_INSTRUCTIONS TO FOLLOW_
The answer must be a single number: how many lines of the records below hold the word "innate".
+++++
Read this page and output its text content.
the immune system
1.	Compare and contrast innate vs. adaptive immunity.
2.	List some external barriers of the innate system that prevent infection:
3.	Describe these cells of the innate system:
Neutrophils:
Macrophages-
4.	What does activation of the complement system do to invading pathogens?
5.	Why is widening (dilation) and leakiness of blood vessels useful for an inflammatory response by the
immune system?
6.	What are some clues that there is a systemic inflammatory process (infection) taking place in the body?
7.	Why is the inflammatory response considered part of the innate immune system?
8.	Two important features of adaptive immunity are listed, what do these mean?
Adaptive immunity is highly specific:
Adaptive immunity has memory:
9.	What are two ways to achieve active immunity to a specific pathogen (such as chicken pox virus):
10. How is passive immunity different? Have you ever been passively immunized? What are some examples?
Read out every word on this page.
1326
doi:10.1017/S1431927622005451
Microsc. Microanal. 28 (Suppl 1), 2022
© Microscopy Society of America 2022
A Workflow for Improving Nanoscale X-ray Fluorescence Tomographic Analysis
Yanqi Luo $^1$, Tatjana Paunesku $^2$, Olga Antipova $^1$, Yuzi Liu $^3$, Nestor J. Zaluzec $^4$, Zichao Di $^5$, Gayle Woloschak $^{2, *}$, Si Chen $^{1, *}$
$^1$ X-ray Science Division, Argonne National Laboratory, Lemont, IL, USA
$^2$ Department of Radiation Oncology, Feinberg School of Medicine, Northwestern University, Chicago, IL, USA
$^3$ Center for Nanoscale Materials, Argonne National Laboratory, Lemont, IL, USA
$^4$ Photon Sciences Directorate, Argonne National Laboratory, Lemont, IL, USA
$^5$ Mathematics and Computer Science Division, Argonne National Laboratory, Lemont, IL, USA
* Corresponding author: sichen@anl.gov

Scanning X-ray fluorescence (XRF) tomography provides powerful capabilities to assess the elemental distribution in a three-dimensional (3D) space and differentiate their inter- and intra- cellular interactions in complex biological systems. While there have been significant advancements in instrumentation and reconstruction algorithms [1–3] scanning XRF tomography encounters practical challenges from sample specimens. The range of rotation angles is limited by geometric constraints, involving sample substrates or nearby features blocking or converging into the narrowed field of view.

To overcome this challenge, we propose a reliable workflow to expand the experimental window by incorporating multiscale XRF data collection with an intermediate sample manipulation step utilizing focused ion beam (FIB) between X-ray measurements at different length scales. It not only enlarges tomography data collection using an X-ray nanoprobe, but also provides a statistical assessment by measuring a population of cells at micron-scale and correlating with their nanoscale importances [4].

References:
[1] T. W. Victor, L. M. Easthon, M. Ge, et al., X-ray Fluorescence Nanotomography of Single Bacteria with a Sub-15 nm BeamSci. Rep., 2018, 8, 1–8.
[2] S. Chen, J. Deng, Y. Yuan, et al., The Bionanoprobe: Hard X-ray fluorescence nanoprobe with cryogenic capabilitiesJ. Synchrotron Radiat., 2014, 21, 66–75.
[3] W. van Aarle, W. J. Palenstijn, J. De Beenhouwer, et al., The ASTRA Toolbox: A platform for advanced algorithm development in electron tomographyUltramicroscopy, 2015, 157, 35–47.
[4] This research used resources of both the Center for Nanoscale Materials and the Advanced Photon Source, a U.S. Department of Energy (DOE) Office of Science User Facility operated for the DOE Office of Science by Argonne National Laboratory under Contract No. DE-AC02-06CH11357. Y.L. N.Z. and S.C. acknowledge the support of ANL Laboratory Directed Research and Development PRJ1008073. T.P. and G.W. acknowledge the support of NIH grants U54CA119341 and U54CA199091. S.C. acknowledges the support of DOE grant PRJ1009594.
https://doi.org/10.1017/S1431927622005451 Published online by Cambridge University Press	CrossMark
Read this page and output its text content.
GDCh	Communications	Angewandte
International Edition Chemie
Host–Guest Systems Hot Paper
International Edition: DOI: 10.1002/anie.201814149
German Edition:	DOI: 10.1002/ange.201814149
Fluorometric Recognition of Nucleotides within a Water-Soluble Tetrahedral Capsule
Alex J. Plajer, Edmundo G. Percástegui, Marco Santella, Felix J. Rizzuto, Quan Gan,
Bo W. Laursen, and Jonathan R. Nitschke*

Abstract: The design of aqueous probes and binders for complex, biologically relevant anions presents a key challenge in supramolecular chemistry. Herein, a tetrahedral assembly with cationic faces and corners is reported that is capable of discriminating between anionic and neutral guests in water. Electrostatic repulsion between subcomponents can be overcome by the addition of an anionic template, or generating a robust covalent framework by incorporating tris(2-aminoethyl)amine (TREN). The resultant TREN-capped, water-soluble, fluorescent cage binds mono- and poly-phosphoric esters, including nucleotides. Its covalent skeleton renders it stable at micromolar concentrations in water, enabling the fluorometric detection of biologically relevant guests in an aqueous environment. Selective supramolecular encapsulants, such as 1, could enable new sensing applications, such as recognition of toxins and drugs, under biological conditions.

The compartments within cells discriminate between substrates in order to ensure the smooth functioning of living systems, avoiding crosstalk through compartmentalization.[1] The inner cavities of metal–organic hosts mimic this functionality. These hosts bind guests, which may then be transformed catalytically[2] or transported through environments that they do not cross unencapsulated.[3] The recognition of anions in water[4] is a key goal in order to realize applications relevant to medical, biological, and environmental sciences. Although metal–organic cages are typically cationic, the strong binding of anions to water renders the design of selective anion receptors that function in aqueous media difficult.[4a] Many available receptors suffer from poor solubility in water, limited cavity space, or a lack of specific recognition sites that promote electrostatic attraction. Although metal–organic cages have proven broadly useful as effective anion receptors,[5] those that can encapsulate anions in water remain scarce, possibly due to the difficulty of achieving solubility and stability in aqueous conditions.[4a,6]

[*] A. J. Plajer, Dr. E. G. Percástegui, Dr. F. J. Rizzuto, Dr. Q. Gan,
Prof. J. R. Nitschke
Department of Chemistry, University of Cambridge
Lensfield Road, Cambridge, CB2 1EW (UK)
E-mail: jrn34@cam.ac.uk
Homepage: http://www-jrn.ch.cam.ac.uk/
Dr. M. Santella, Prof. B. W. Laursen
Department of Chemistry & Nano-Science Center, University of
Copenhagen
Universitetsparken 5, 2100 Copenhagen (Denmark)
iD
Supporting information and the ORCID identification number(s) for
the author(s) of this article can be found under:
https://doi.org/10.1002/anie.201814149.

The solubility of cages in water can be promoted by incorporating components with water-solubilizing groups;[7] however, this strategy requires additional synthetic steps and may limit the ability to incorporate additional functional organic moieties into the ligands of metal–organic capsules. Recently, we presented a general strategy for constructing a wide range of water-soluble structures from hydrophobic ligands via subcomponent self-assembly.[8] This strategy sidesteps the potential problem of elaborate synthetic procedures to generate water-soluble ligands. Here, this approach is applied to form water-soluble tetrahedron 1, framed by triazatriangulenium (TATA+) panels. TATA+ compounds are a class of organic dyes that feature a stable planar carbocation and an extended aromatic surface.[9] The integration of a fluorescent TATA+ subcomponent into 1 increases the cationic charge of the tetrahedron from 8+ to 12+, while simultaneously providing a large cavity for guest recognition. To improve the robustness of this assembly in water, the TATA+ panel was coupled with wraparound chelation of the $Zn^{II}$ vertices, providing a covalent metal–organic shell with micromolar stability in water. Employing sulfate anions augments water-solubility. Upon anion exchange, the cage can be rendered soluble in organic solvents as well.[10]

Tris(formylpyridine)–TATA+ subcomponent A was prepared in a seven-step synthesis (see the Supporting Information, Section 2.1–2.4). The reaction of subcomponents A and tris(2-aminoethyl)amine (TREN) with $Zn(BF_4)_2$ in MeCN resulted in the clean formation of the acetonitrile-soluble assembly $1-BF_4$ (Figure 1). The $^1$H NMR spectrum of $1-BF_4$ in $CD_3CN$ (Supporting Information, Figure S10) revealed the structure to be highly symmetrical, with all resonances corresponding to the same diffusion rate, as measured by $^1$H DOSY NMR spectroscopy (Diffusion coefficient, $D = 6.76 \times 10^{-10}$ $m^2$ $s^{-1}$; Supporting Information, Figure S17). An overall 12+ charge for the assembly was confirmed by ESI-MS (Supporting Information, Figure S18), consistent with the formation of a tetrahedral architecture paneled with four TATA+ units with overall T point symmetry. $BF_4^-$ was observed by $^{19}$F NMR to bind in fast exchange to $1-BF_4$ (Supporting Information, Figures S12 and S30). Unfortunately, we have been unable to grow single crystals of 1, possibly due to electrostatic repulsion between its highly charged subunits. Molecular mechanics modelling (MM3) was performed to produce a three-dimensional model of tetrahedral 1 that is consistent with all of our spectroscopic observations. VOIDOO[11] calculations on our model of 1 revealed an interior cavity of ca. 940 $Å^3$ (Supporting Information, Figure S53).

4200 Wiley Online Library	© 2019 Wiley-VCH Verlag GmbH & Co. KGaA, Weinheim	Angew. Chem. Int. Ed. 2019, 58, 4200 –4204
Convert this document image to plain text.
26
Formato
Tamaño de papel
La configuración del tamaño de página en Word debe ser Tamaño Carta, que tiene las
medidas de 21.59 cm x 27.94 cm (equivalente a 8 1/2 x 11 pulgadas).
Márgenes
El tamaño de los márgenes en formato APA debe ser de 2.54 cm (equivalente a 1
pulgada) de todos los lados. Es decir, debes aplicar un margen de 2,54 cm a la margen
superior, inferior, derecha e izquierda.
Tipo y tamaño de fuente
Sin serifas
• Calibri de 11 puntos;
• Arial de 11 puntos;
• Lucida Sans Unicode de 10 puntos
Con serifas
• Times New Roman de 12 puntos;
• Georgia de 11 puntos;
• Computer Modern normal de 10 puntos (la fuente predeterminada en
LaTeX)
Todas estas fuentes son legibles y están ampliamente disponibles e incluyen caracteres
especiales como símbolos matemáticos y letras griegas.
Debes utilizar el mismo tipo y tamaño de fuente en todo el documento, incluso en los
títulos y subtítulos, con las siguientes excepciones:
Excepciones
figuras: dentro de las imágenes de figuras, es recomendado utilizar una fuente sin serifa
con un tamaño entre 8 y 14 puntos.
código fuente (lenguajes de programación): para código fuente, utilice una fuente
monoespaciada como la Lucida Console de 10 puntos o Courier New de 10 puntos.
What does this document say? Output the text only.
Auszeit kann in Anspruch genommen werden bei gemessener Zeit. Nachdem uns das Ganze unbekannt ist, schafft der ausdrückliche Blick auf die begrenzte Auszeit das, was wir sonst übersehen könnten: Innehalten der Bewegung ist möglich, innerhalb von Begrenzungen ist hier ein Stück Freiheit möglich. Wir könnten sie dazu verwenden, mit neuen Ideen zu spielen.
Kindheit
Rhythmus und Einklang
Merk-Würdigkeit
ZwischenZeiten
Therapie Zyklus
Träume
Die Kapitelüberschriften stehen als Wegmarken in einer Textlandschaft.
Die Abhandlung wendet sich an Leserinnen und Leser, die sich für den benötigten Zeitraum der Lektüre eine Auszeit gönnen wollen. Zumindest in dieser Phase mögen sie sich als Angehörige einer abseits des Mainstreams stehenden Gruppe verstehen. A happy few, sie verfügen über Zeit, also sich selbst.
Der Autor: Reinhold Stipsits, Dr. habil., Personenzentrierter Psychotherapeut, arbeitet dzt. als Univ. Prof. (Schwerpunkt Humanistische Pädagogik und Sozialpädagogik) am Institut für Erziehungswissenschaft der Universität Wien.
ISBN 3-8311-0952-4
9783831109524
+++++
_WRITTEN RESPONSE_
4